→ **WHAT NEEDS TO BE DONE**
Write out the entire listing below exactly, with the pictures left out.

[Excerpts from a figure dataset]

-- Start --

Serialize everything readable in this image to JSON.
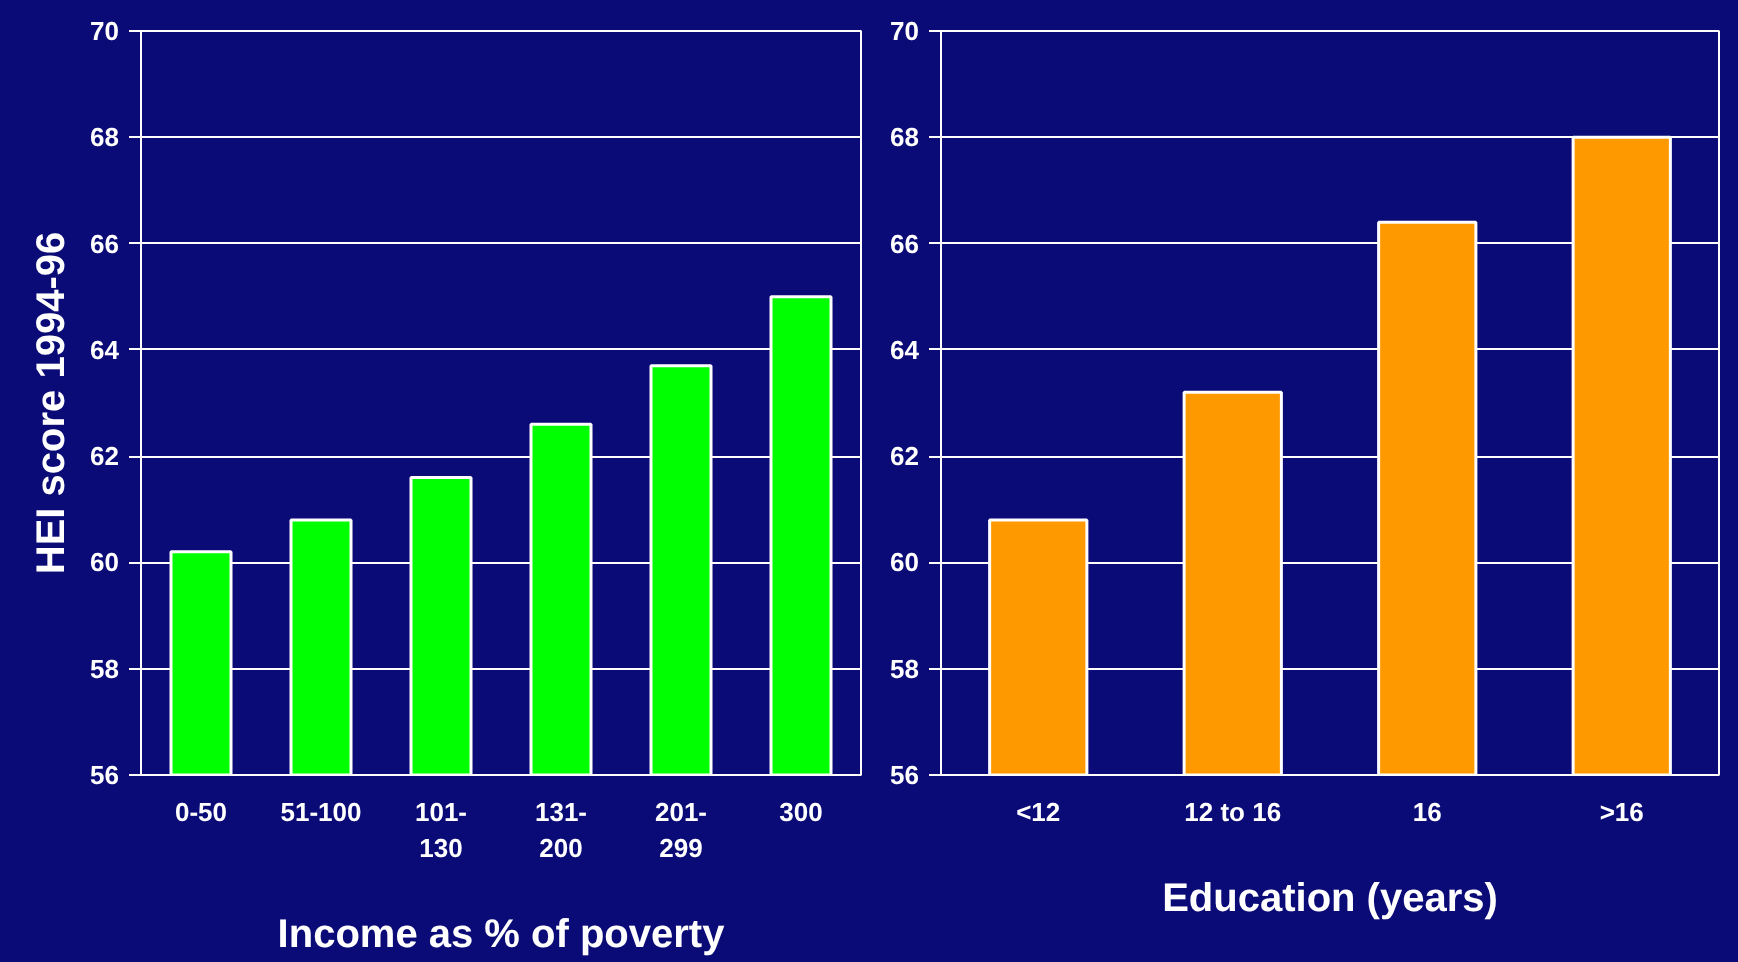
{
  "chart_data": [
    {
      "type": "bar",
      "ylabel": "HEI score 1994-96",
      "xlabel": "Income as % of poverty",
      "categories": [
        "0-50",
        "51-100",
        "101-\n130",
        "131-\n200",
        "201-\n299",
        "300"
      ],
      "values": [
        60.2,
        60.8,
        61.6,
        62.6,
        63.7,
        65.0
      ],
      "color": "#00ff00",
      "ylim": [
        56,
        70
      ],
      "yticks": [
        56,
        58,
        60,
        62,
        64,
        66,
        68,
        70
      ],
      "grid": "y"
    },
    {
      "type": "bar",
      "xlabel": "Education (years)",
      "categories": [
        "<12",
        "12 to 16",
        "16",
        ">16"
      ],
      "values": [
        60.8,
        63.2,
        66.4,
        68.0
      ],
      "color": "#ff9900",
      "ylim": [
        56,
        70
      ],
      "yticks": [
        56,
        58,
        60,
        62,
        64,
        66,
        68,
        70
      ],
      "grid": "y"
    }
  ]
}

-- End --

→ **EXERCISE RESPONSE**
Serialize everything readable in this image to JSON.
{
  "chart_data": [
    {
      "type": "bar",
      "ylabel": "HEI score 1994-96",
      "xlabel": "Income as % of poverty",
      "categories": [
        "0-50",
        "51-100",
        "101-\n130",
        "131-\n200",
        "201-\n299",
        "300"
      ],
      "values": [
        60.2,
        60.8,
        61.6,
        62.6,
        63.7,
        65.0
      ],
      "color": "#00ff00",
      "ylim": [
        56,
        70
      ],
      "yticks": [
        56,
        58,
        60,
        62,
        64,
        66,
        68,
        70
      ],
      "grid": "y"
    },
    {
      "type": "bar",
      "xlabel": "Education (years)",
      "categories": [
        "<12",
        "12 to 16",
        "16",
        ">16"
      ],
      "values": [
        60.8,
        63.2,
        66.4,
        68.0
      ],
      "color": "#ff9900",
      "ylim": [
        56,
        70
      ],
      "yticks": [
        56,
        58,
        60,
        62,
        64,
        66,
        68,
        70
      ],
      "grid": "y"
    }
  ]
}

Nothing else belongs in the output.